## TASK TO COMPLETE
Report how many lines of the records below include the word "ffffff". Give nothing but the number.
═════ GIVEN RECORDS ═════
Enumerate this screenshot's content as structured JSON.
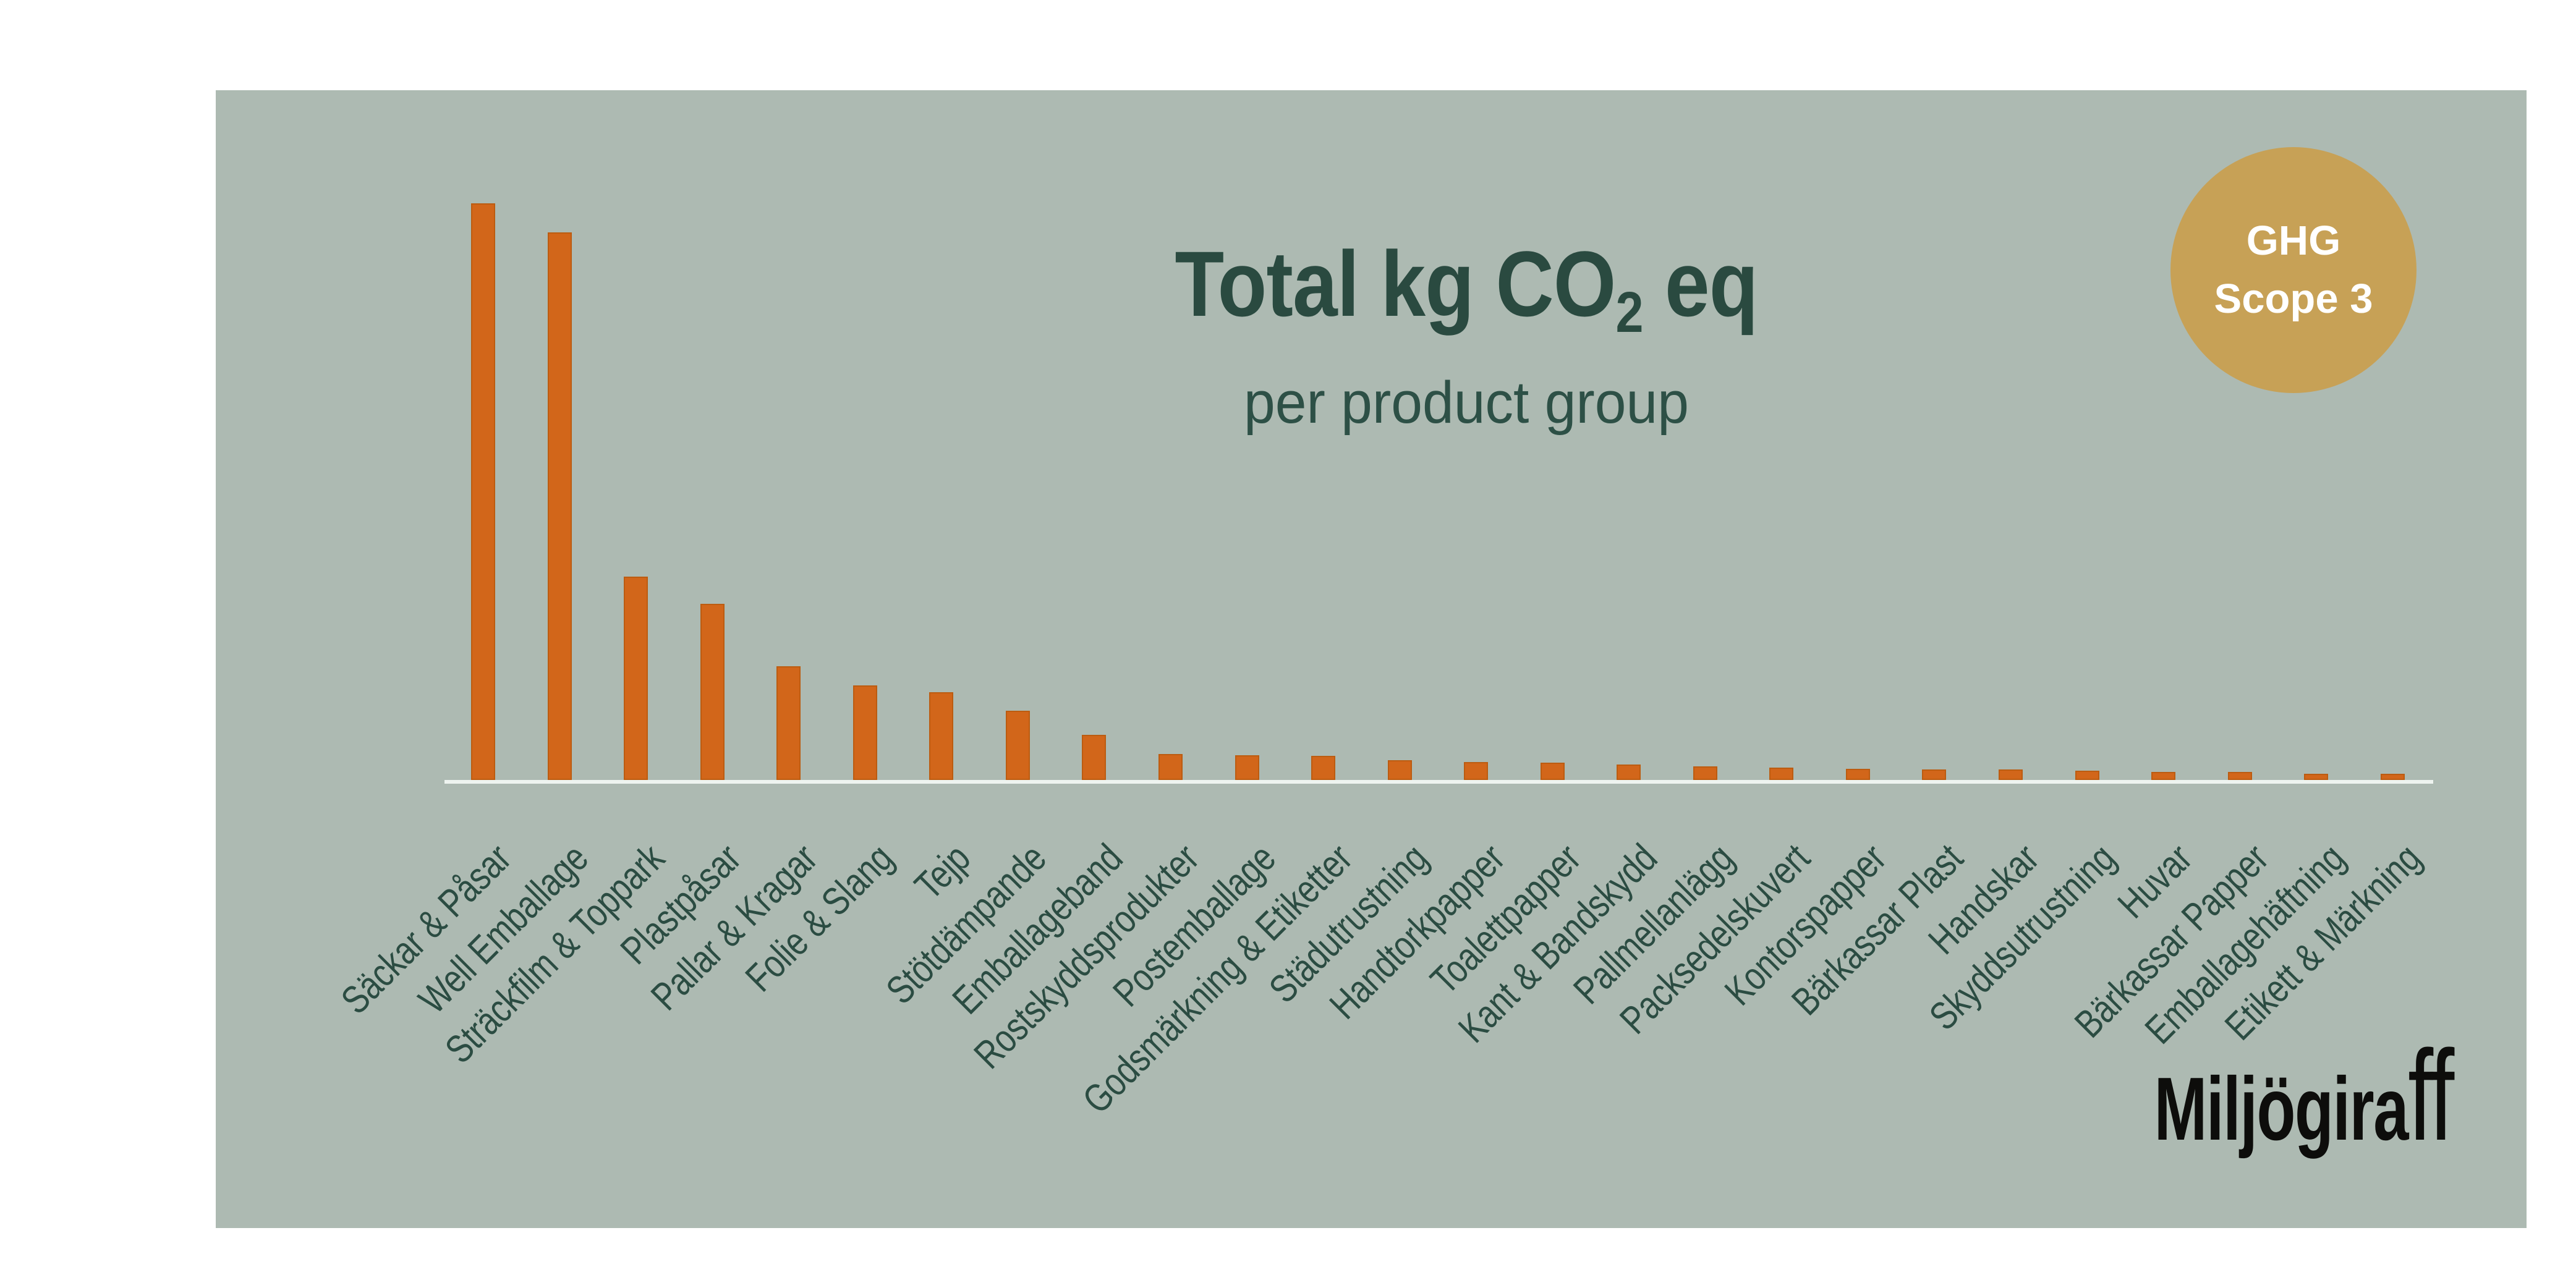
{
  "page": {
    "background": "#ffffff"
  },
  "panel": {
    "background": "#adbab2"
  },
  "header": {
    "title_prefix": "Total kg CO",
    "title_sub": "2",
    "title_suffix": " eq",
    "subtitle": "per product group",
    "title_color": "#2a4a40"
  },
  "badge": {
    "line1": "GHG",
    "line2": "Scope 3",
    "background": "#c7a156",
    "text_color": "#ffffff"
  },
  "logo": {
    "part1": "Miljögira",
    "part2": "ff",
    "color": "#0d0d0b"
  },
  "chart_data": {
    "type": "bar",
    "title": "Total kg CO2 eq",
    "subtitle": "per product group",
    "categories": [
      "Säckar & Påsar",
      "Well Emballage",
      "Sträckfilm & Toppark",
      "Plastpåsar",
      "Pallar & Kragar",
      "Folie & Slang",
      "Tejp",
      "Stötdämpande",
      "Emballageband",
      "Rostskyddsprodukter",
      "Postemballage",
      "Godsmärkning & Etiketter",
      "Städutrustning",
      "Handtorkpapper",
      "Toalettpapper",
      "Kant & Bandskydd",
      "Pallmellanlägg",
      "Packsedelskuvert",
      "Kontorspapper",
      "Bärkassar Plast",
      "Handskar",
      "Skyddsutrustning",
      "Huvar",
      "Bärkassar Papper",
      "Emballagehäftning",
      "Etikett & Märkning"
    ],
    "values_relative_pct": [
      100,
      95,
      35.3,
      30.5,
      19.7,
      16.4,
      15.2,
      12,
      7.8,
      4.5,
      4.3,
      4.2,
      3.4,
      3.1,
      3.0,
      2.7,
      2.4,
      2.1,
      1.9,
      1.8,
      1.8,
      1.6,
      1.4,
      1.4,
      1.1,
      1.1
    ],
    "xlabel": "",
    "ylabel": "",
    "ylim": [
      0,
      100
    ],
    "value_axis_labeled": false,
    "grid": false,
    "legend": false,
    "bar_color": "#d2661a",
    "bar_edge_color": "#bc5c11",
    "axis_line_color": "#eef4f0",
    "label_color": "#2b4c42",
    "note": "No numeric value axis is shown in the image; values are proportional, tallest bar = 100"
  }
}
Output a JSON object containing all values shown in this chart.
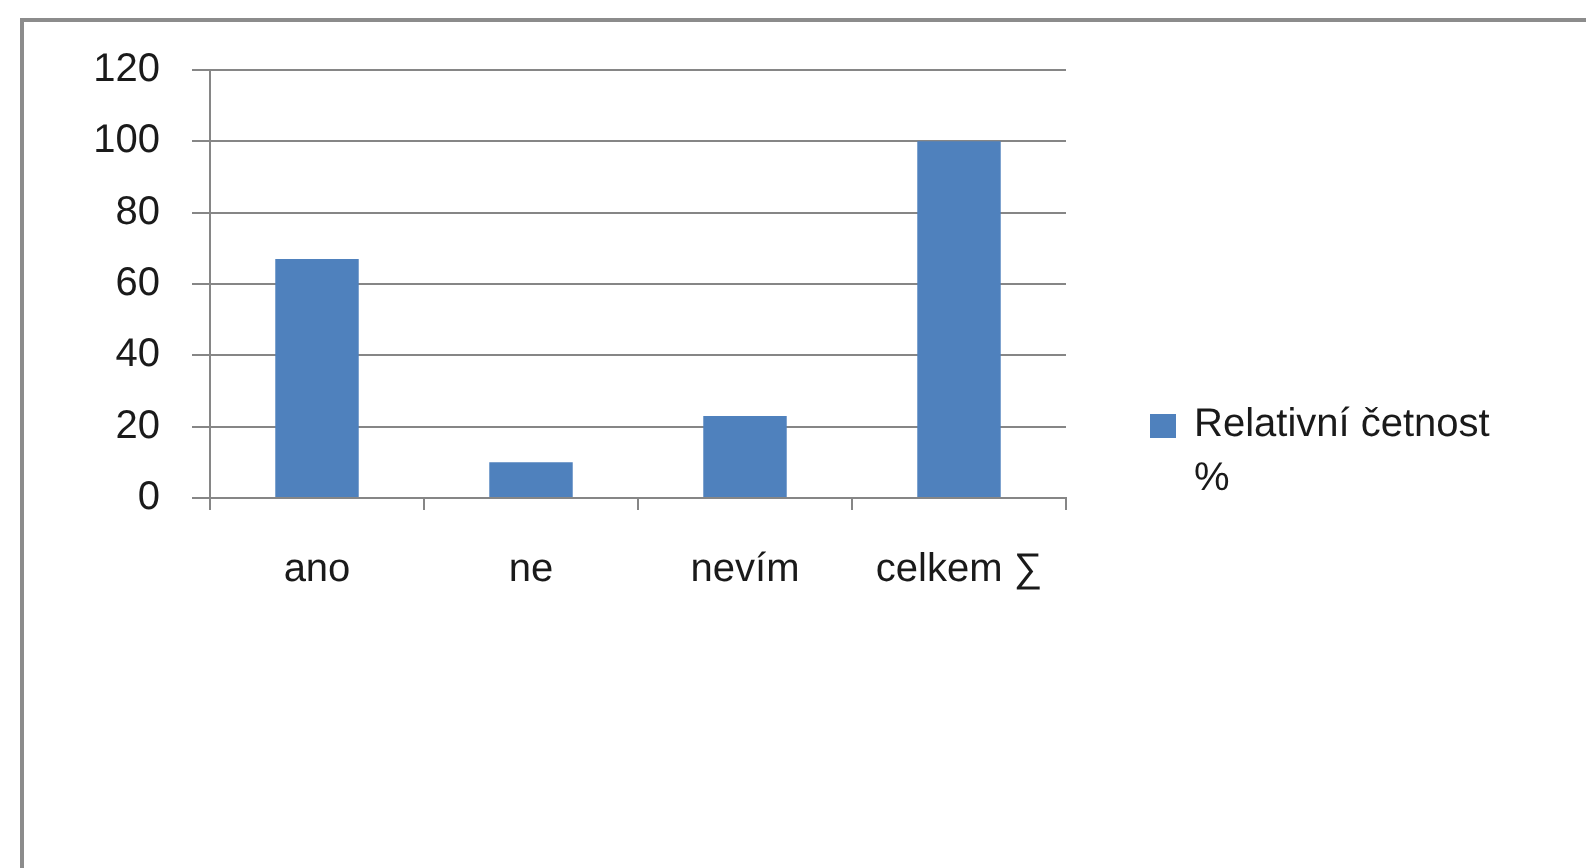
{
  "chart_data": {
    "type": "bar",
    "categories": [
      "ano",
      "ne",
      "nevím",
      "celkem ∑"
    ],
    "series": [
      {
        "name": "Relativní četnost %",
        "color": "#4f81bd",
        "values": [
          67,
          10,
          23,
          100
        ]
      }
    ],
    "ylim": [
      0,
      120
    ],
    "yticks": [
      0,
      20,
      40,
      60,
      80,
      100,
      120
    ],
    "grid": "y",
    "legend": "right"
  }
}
═════
## SOLUTION
2